++++ Given entries

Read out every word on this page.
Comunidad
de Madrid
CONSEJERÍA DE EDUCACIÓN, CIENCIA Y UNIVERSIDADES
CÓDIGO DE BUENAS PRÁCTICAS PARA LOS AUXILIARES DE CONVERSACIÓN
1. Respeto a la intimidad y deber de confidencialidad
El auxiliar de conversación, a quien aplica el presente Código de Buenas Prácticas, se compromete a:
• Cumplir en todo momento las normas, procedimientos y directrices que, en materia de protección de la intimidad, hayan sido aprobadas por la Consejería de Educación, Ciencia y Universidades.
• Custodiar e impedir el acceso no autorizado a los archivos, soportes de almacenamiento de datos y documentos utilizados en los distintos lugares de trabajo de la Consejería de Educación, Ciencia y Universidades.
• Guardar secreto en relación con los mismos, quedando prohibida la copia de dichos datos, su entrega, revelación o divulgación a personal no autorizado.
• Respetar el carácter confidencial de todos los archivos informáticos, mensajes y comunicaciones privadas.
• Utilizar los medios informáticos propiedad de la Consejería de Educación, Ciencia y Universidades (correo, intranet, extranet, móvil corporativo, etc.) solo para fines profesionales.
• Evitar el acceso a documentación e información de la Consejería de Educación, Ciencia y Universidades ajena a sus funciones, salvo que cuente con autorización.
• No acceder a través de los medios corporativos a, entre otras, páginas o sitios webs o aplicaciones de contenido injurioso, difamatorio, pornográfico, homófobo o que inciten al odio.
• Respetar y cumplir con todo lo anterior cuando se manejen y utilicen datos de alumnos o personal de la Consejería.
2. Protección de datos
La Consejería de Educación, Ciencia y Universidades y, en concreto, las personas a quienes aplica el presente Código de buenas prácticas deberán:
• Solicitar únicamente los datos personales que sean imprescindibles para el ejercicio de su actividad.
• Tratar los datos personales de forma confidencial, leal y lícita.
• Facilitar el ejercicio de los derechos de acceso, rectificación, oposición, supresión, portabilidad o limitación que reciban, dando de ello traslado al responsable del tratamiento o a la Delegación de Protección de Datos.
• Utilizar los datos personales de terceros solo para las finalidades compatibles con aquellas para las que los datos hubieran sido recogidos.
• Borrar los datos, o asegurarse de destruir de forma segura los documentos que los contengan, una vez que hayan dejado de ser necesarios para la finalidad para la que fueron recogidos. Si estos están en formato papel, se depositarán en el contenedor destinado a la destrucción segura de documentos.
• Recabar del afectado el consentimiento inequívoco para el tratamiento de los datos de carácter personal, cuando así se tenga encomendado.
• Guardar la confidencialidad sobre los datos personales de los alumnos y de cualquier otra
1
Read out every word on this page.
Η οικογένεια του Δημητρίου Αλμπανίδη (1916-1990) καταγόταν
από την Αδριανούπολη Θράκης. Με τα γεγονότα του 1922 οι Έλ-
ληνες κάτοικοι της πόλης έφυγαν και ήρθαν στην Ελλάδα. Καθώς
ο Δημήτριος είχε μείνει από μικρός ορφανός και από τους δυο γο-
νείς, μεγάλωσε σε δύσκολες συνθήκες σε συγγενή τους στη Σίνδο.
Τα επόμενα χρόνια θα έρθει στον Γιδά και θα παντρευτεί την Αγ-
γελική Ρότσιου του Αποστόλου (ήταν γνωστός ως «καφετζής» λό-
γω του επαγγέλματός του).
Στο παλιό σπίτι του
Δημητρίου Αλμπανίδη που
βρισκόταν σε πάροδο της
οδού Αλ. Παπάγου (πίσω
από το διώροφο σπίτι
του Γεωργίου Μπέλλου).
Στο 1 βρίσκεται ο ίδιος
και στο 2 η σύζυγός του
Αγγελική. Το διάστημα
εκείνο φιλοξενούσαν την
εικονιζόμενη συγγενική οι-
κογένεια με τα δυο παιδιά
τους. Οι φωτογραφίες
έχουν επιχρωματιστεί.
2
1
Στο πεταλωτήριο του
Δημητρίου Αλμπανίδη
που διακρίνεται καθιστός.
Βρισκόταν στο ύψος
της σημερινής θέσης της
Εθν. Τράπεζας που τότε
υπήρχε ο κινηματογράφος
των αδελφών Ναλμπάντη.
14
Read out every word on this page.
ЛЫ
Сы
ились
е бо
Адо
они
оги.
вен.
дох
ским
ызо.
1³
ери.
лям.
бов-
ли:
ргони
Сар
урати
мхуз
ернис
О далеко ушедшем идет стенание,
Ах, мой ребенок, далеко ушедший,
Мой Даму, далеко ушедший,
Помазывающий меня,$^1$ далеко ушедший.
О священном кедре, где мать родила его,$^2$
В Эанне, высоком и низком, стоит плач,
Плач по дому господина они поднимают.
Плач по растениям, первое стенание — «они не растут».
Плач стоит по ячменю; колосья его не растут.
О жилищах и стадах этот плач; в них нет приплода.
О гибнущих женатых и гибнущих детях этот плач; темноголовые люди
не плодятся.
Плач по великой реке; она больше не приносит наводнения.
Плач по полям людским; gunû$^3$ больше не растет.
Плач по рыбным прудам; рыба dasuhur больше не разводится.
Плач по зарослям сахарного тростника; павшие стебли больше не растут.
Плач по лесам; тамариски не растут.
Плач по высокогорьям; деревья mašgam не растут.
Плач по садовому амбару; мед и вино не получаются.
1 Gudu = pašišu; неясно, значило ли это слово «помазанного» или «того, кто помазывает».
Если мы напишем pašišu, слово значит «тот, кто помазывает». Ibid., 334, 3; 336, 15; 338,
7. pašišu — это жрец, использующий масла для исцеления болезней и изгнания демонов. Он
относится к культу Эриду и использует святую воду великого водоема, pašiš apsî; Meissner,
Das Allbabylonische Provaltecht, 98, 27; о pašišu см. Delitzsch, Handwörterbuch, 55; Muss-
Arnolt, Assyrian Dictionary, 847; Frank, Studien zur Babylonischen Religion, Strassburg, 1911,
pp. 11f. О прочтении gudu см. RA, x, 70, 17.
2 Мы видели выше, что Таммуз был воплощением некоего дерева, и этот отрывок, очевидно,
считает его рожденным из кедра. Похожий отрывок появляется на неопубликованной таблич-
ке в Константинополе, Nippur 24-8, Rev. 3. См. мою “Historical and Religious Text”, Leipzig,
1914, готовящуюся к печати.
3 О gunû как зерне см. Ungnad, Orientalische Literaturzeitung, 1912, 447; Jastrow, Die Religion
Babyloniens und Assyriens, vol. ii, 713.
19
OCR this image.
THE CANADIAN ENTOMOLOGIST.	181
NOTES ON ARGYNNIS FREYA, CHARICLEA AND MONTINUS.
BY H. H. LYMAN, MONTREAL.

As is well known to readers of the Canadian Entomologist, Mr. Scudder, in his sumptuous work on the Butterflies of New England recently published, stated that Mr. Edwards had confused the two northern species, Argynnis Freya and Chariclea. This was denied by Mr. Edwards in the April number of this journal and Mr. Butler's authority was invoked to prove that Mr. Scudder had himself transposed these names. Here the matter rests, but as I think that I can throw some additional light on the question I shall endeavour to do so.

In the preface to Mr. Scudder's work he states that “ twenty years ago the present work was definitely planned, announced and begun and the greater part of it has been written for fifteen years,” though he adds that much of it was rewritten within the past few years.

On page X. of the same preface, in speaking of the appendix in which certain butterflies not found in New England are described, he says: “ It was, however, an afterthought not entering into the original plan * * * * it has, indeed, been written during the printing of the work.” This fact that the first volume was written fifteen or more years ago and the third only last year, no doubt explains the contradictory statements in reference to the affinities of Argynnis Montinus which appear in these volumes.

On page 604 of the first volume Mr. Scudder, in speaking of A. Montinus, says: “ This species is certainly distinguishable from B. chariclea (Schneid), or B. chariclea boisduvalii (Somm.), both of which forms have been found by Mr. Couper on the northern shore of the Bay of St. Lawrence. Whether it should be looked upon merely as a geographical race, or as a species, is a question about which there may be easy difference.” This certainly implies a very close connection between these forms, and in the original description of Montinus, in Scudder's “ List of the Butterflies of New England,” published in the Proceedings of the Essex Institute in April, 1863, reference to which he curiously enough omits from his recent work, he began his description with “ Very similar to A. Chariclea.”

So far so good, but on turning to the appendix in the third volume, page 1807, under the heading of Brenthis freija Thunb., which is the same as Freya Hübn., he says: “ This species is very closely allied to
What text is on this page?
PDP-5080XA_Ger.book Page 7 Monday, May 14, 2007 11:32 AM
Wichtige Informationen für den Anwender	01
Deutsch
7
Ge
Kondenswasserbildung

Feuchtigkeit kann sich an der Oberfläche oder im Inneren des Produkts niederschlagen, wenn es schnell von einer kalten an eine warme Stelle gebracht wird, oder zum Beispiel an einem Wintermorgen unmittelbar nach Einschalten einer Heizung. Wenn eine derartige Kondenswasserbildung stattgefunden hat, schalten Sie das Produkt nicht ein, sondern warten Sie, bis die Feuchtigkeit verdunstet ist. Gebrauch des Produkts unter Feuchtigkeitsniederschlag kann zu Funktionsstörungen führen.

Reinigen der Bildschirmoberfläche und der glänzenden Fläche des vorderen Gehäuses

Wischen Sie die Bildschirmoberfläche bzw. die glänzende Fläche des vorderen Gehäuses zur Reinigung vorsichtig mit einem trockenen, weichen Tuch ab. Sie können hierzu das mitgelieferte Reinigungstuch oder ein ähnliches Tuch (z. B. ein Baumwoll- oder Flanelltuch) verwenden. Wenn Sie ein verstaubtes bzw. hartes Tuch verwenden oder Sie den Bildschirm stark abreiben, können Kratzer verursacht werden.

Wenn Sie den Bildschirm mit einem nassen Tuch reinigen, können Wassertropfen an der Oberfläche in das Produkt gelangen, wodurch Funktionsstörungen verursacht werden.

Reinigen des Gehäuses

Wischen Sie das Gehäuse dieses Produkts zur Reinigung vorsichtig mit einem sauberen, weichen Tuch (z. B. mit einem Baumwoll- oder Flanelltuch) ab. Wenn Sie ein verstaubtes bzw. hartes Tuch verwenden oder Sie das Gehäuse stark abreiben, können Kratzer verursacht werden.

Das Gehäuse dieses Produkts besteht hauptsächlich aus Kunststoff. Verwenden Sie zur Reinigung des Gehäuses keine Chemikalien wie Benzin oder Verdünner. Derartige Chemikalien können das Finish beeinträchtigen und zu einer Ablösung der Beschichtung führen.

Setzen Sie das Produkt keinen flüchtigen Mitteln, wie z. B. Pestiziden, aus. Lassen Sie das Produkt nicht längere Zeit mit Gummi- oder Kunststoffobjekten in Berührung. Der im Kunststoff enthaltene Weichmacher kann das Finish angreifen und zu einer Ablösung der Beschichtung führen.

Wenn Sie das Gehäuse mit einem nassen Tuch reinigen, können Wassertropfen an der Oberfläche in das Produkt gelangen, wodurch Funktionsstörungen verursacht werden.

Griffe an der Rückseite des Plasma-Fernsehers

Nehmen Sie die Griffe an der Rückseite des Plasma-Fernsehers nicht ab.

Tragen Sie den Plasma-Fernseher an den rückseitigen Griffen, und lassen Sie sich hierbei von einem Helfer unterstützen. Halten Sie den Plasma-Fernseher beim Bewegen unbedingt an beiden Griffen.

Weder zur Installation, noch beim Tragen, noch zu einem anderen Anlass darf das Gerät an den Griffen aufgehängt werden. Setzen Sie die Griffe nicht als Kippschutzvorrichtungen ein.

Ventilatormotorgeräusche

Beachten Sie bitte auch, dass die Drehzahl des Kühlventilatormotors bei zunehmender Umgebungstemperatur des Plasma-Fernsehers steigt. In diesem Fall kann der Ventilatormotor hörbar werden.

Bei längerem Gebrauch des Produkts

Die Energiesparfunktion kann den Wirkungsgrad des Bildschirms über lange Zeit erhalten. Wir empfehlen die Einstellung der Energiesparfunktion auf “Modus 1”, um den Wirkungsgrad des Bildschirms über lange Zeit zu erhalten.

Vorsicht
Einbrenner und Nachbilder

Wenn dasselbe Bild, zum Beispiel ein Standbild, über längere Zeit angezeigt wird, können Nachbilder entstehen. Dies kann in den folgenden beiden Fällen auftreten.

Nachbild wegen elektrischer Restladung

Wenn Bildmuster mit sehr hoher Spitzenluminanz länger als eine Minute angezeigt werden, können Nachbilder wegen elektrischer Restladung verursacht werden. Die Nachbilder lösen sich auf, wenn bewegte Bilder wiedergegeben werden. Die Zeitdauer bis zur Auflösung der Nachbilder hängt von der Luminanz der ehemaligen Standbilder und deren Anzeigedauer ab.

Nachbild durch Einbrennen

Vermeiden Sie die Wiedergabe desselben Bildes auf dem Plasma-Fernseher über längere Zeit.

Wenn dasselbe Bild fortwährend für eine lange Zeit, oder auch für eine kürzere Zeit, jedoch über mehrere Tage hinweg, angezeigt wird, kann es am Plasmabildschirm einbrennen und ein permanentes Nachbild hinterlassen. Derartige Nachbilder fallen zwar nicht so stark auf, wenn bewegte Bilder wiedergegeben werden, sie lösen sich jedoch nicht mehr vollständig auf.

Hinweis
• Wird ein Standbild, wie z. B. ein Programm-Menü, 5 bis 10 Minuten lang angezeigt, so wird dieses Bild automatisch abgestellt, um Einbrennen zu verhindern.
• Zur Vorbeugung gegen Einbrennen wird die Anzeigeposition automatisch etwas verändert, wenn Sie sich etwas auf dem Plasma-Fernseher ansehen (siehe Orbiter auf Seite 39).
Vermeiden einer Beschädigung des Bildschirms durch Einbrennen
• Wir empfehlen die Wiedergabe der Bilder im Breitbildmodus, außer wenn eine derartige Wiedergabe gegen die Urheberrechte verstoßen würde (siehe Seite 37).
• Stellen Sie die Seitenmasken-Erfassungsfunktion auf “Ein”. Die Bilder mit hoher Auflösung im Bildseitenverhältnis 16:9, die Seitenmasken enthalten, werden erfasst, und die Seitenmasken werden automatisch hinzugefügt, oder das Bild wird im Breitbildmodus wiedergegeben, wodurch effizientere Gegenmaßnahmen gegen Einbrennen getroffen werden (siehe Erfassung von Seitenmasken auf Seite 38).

++++++++

◆ Exercise objective ◆
Tally how many lines of the material contain the word "стенание". The answer must be the number and nothing else.

◆ The reply ◆
2